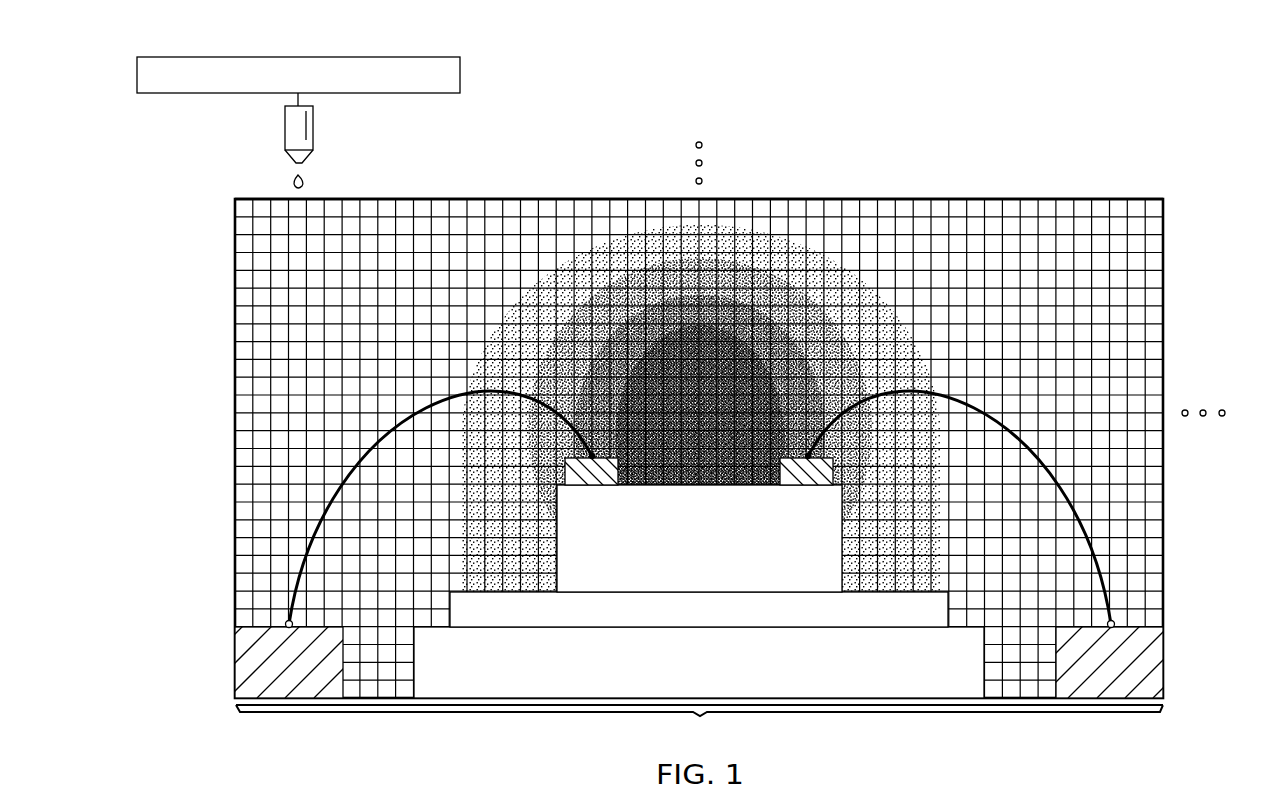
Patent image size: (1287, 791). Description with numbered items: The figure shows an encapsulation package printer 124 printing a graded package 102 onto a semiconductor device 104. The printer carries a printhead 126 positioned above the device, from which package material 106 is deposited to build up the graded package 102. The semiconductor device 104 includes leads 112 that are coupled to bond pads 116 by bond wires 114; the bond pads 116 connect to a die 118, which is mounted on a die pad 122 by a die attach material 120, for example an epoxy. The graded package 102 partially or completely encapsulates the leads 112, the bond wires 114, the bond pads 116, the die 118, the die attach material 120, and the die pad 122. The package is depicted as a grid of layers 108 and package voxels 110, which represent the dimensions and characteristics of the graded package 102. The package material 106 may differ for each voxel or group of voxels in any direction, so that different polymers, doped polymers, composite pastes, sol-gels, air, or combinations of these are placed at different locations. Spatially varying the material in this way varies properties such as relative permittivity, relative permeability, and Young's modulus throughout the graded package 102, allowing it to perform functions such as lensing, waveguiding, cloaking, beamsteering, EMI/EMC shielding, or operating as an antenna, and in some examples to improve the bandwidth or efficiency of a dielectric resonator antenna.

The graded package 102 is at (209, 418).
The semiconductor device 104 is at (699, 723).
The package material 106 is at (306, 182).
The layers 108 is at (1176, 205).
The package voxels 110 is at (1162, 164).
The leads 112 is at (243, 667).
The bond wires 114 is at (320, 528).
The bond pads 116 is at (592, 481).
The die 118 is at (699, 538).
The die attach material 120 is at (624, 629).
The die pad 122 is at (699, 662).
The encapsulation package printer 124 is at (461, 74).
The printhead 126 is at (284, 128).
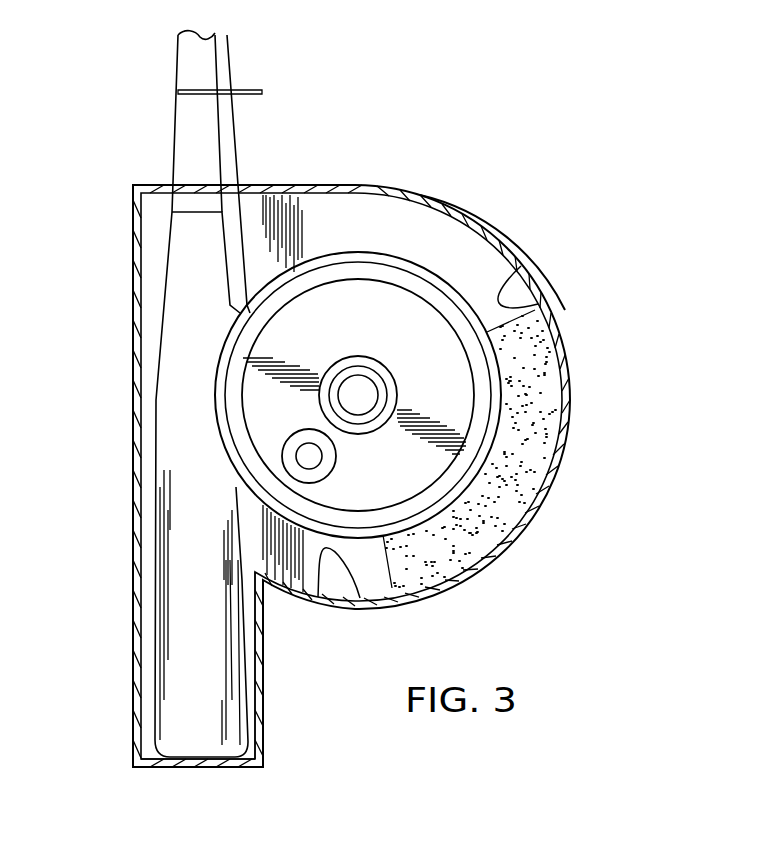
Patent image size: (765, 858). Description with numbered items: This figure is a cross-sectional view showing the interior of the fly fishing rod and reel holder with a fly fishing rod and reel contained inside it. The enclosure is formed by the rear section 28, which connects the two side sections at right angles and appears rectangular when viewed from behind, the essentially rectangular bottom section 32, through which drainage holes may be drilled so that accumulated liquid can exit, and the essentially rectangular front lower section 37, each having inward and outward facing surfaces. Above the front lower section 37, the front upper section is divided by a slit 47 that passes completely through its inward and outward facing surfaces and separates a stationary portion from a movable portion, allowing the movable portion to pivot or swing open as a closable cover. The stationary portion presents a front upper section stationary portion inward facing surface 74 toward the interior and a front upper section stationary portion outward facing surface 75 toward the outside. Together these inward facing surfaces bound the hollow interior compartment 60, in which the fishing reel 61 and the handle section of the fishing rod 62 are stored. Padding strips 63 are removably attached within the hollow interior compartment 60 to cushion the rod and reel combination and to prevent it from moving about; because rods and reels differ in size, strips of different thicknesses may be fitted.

------------------------------

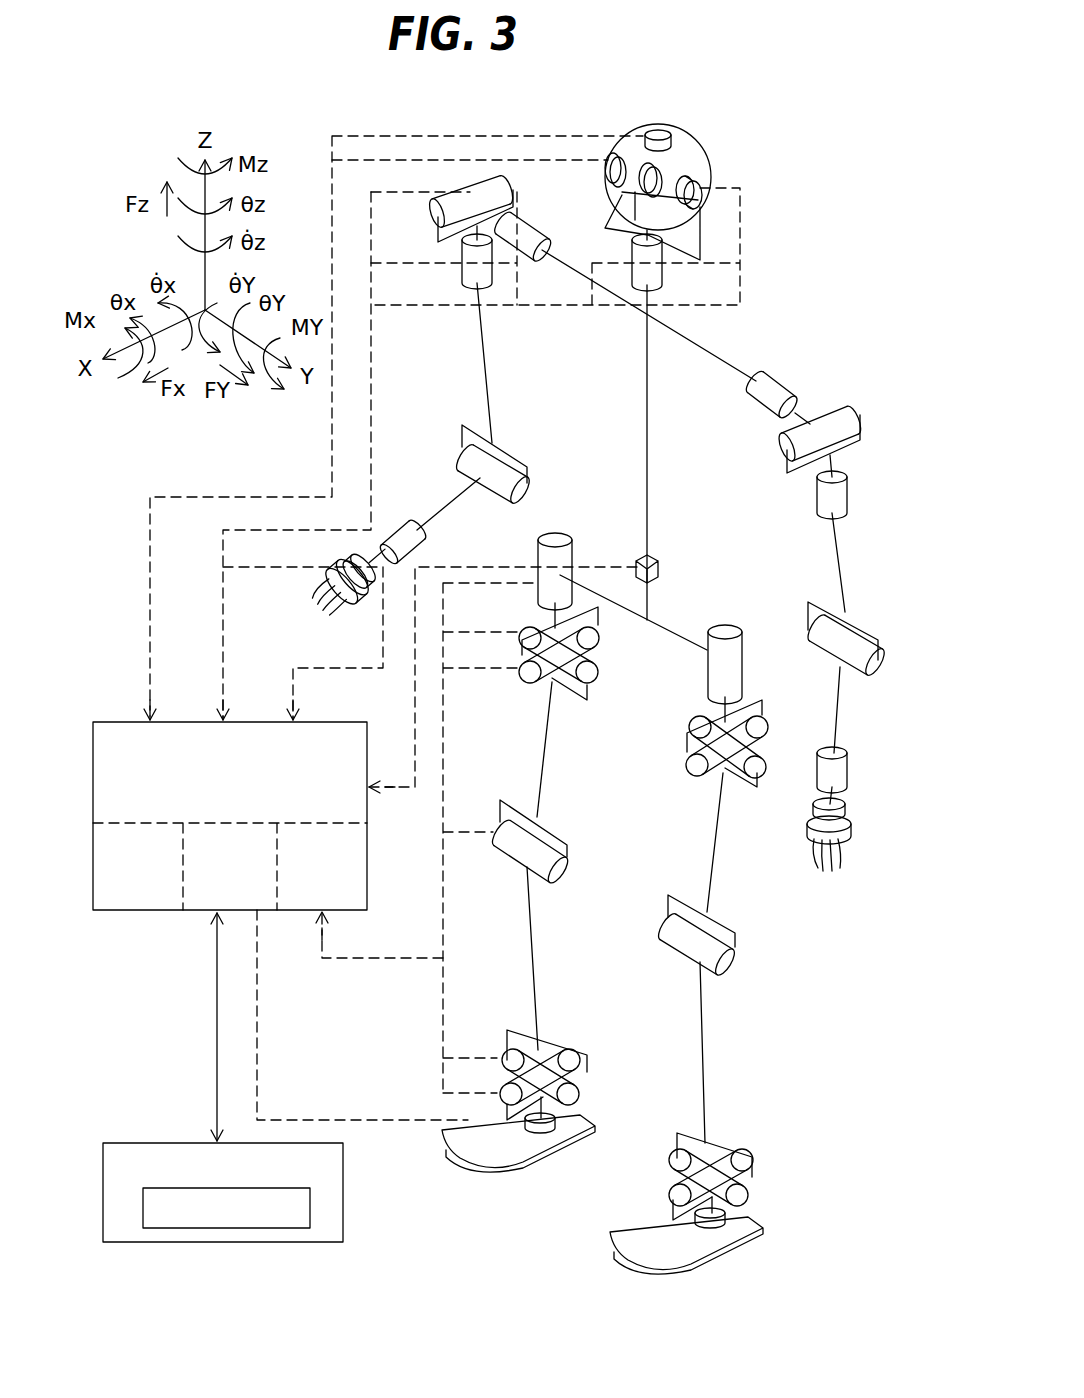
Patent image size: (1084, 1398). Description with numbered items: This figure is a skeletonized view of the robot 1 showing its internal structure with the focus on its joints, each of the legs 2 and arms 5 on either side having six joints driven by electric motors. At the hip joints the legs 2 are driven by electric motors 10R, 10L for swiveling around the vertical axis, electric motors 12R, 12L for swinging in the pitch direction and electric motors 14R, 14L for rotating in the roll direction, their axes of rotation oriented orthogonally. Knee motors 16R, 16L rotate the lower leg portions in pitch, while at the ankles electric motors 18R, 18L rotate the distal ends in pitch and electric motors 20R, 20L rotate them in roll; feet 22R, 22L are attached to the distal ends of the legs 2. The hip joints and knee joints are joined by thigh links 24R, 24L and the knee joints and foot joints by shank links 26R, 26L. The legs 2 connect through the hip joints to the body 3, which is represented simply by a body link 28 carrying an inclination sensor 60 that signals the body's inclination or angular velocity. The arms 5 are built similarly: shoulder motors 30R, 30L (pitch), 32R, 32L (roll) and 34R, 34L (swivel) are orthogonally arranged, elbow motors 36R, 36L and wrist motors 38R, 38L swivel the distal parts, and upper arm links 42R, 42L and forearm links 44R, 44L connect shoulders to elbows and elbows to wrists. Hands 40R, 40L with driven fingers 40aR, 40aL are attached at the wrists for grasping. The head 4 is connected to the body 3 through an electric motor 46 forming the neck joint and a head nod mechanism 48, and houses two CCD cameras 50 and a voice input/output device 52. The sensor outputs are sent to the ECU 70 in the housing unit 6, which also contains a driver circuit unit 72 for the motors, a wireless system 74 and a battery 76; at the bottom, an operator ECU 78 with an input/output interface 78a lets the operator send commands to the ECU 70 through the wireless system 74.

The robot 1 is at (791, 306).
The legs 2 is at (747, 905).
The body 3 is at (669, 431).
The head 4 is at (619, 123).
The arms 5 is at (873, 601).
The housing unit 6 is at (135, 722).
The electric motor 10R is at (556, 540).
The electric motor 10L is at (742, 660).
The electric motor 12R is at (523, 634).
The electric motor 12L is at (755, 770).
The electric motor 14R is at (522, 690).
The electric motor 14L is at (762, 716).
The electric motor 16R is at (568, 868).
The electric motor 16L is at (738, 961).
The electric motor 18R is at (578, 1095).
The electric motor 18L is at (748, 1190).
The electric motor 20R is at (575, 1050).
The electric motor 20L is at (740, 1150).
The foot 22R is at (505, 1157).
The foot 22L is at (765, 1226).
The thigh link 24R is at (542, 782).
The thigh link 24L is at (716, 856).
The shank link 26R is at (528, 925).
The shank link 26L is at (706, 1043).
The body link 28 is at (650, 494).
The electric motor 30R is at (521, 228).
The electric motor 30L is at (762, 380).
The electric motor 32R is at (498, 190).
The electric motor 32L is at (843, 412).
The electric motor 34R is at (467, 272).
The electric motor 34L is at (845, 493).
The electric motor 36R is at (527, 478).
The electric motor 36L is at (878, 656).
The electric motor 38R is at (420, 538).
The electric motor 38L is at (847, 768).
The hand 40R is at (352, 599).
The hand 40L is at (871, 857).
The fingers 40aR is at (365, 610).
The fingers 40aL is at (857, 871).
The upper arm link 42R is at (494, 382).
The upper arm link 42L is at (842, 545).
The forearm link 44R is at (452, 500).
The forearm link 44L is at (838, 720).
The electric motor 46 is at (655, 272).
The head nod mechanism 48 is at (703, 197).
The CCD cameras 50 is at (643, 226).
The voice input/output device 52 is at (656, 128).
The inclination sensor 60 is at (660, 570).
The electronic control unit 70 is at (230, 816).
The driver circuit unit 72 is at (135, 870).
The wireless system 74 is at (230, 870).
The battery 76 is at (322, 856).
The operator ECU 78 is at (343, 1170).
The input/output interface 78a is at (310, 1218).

------------------------------

Written instruction: Rename "printhead" as "print head" in the lines from the one containing "Patent image size: (1287, 791)." through the one containing "The graded package 102 is at (209, 418).", both included, and give back only those lines with nothing else changed.

Answer to this task:
Patent image size: (1287, 791). Description with numbered items: The figure shows an encapsulation package printer 124 printing a graded package 102 onto a semiconductor device 104. The printer carries a print head 126 positioned above the device, from which package material 106 is deposited to build up the graded package 102. The semiconductor device 104 includes leads 112 that are coupled to bond pads 116 by bond wires 114; the bond pads 116 connect to a die 118, which is mounted on a die pad 122 by a die attach material 120, for example an epoxy. The graded package 102 partially or completely encapsulates the leads 112, the bond wires 114, the bond pads 116, the die 118, the die attach material 120, and the die pad 122. The package is depicted as a grid of layers 108 and package voxels 110, which represent the dimensions and characteristics of the graded package 102. The package material 106 may differ for each voxel or group of voxels in any direction, so that different polymers, doped polymers, composite pastes, sol-gels, air, or combinations of these are placed at different locations. Spatially varying the material in this way varies properties such as relative permittivity, relative permeability, and Young's modulus throughout the graded package 102, allowing it to perform functions such as lensing, waveguiding, cloaking, beamsteering, EMI/EMC shielding, or operating as an antenna, and in some examples to improve the bandwidth or efficiency of a dielectric resonator antenna.

The graded package 102 is at (209, 418).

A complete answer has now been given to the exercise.